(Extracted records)
======

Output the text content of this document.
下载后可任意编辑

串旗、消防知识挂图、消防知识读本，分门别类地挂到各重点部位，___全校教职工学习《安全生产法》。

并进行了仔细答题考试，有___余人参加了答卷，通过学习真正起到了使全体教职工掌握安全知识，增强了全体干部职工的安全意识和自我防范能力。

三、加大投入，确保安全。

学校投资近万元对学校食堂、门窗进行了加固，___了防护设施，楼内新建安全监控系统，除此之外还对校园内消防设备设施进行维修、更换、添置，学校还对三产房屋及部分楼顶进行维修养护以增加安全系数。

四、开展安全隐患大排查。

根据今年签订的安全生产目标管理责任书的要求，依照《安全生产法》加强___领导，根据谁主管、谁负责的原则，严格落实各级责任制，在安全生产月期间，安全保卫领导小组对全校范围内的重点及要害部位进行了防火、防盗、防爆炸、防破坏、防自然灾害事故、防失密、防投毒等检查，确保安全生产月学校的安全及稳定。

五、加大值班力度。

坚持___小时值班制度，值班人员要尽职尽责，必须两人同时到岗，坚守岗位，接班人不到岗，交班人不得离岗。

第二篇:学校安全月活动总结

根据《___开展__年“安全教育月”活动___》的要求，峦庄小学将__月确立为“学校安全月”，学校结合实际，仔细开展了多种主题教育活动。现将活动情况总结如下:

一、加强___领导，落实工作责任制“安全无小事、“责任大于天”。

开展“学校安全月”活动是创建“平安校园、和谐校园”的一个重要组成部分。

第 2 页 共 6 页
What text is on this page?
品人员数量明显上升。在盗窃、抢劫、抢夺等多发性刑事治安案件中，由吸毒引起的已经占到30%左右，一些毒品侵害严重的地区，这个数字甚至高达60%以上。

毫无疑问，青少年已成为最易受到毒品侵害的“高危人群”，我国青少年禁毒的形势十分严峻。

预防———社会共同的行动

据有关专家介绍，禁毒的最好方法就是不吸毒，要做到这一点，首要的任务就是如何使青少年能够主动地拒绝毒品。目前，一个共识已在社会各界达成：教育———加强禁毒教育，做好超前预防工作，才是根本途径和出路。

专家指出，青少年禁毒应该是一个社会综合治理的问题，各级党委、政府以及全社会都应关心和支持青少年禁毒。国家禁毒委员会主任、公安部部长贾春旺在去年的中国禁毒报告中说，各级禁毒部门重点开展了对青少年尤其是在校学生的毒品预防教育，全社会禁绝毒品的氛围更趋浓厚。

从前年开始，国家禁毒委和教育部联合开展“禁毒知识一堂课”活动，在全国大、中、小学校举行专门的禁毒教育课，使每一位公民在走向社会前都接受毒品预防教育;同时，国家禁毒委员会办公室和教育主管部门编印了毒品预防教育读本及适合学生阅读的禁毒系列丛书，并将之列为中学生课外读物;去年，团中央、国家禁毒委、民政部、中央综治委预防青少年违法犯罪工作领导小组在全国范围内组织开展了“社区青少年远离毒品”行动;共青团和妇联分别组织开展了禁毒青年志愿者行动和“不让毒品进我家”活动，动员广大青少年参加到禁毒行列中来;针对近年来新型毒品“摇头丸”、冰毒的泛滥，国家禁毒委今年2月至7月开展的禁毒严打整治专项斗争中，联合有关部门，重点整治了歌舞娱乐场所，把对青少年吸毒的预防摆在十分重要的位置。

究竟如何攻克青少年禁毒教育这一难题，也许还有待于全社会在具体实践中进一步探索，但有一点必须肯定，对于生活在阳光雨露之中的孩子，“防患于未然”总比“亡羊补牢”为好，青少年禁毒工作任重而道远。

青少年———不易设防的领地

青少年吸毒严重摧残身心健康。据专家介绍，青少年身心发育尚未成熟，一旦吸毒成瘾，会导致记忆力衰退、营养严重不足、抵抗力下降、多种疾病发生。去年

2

======

Goal >> In the records above, locate the lines holding the word "this". Copy each of them.

Task answer >>
Output the text content of this document.
What text is on this page?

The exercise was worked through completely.